Problem requirements - In the listing below, find every line containing "grid" and copy it out.

--*--

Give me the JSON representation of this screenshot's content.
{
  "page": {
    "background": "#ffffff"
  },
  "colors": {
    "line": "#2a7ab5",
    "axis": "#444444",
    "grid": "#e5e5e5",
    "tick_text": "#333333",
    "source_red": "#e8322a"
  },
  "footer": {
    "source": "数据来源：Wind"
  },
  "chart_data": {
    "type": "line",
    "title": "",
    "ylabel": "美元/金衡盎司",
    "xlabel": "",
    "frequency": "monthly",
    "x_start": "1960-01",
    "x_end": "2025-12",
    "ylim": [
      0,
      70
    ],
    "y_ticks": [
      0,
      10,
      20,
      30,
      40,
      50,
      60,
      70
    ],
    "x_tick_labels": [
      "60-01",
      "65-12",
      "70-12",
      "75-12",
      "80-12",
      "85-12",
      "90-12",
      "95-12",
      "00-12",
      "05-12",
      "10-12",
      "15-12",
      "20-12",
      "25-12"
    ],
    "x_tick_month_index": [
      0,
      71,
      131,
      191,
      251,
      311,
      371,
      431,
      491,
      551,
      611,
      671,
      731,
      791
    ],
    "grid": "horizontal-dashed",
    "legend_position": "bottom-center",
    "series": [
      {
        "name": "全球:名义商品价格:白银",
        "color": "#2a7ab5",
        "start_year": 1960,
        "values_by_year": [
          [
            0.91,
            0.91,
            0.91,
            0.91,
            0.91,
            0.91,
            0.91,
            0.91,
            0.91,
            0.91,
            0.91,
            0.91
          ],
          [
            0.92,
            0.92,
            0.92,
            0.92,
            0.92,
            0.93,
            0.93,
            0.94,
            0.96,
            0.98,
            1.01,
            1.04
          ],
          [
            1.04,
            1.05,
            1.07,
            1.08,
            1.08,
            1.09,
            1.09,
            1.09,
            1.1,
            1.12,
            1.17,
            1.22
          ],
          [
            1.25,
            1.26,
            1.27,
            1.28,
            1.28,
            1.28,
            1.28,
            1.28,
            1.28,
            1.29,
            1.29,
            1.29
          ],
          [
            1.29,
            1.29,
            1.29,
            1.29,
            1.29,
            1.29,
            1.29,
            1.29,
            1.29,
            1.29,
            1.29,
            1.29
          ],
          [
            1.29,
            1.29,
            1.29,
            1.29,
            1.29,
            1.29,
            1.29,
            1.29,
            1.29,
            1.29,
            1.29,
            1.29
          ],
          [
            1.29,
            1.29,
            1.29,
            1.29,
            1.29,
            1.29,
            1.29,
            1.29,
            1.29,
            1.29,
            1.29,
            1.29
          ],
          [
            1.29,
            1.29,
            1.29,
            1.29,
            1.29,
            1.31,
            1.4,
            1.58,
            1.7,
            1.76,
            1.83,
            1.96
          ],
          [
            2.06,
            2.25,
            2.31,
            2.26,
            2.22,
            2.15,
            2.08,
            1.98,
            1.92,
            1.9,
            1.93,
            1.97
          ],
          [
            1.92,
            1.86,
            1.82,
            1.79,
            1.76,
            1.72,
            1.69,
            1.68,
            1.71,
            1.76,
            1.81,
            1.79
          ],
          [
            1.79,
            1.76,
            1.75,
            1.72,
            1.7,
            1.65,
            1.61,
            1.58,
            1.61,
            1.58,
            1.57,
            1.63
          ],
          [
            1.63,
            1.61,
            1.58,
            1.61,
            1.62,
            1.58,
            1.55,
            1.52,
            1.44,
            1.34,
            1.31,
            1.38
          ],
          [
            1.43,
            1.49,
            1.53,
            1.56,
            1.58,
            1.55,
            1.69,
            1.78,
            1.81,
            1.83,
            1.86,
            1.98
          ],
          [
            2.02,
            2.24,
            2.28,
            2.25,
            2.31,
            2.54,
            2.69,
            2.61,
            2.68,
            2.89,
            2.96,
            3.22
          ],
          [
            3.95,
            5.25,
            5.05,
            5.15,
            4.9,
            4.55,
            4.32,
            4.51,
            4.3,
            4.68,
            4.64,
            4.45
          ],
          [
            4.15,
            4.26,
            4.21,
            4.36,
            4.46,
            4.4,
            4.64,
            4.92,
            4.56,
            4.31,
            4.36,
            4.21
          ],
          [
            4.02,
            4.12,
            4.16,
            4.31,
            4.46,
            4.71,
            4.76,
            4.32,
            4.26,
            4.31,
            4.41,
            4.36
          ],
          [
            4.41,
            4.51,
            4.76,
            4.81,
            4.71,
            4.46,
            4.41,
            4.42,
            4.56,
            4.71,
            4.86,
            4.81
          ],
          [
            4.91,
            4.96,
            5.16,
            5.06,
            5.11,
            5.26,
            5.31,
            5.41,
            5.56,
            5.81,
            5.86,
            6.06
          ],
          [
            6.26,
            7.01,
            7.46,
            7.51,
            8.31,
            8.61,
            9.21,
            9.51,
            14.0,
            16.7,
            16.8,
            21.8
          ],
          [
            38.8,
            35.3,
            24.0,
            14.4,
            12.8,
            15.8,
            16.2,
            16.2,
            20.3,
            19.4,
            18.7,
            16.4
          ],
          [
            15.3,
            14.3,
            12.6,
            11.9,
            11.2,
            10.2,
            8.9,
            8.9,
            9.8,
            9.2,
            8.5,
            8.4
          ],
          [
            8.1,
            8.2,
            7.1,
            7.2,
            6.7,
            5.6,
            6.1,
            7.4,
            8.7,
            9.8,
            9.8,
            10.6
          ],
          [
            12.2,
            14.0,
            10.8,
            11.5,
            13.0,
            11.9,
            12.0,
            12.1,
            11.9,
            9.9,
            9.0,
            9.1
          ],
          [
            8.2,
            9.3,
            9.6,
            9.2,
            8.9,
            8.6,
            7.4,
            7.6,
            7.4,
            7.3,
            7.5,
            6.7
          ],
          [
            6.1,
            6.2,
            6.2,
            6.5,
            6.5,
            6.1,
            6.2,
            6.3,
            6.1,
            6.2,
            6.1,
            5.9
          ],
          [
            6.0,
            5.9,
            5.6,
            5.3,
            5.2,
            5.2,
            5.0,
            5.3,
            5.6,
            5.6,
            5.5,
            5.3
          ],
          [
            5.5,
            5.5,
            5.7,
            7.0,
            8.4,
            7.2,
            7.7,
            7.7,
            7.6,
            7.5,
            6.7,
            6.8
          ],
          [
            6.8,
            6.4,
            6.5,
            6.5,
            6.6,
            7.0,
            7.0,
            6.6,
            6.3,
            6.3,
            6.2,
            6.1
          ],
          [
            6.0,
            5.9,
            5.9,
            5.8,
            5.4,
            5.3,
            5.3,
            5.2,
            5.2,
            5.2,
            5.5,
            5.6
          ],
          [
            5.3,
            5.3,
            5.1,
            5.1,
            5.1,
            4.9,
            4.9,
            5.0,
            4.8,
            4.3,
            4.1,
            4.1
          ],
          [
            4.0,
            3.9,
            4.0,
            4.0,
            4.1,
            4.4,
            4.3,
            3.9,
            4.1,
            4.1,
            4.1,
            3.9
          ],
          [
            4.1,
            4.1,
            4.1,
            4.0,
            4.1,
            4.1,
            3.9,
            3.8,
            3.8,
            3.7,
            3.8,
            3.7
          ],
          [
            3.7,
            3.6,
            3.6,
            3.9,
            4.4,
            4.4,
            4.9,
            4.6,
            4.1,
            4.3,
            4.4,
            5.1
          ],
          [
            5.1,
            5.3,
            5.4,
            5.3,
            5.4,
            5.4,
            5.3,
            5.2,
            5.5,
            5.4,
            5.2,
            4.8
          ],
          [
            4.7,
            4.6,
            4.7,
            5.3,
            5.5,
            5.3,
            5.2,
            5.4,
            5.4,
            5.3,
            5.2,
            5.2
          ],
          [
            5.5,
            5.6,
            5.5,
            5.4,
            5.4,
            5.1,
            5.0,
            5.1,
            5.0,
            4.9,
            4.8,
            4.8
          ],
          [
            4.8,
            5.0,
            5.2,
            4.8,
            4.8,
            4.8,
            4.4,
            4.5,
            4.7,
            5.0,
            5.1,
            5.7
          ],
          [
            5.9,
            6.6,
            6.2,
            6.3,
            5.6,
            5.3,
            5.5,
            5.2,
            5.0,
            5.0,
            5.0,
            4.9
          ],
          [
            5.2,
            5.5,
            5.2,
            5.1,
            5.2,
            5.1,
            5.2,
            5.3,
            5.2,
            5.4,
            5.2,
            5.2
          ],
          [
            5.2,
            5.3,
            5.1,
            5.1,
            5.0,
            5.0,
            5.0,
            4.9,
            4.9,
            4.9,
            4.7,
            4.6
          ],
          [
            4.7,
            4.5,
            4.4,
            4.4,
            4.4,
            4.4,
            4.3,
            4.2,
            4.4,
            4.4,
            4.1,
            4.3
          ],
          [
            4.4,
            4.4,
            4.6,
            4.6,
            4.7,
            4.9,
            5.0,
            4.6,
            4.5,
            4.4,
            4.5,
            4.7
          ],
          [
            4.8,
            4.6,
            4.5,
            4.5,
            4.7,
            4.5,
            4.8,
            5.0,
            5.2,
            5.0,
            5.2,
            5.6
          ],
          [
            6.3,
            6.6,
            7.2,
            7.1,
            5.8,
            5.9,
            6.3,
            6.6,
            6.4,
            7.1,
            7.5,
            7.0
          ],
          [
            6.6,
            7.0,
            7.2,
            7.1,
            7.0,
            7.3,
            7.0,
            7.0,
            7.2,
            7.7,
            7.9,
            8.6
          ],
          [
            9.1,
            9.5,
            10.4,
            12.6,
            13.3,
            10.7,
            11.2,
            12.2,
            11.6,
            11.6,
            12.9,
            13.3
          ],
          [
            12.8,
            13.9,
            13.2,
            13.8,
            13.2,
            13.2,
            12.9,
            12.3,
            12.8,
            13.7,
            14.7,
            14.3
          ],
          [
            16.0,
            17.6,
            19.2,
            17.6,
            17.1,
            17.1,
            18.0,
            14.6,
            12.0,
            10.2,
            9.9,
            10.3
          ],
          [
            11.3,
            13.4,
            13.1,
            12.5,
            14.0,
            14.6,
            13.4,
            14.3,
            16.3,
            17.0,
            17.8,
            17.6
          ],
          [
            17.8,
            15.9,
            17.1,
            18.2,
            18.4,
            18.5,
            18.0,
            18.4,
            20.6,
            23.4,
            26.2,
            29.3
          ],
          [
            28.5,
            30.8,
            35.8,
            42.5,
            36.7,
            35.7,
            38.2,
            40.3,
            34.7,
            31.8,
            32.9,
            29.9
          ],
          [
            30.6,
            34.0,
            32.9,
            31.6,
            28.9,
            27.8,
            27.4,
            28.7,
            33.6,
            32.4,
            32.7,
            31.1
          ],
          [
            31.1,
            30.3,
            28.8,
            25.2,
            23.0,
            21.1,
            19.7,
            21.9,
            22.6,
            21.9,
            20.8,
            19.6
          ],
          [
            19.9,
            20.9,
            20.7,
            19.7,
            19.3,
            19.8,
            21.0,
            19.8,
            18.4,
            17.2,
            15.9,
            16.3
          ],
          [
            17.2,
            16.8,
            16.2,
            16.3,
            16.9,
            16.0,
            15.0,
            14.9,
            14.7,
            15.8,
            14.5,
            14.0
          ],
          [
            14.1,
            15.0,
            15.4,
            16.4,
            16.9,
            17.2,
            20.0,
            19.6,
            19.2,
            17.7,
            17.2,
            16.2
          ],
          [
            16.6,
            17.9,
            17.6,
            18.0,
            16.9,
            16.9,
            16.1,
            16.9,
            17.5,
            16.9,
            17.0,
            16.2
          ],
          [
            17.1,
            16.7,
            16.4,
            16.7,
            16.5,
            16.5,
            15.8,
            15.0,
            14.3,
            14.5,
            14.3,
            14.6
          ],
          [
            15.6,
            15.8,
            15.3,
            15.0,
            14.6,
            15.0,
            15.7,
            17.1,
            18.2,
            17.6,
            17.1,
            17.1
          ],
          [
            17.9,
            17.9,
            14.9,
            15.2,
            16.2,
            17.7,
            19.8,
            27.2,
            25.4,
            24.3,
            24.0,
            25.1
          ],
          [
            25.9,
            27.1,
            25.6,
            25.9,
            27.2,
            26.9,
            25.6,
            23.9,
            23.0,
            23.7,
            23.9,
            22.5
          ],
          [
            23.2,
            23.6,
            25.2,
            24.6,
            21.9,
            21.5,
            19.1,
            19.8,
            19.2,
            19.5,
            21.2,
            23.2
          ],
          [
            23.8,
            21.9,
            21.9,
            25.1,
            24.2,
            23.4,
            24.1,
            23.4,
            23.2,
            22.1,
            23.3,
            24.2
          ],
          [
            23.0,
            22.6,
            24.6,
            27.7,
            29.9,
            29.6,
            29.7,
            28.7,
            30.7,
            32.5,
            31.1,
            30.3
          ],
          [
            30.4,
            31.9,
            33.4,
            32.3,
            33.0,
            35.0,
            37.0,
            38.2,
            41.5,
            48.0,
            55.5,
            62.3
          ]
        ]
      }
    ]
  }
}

--*--

Answer to this problem -
    "grid": "#e5e5e5",
    "grid": "horizontal-dashed",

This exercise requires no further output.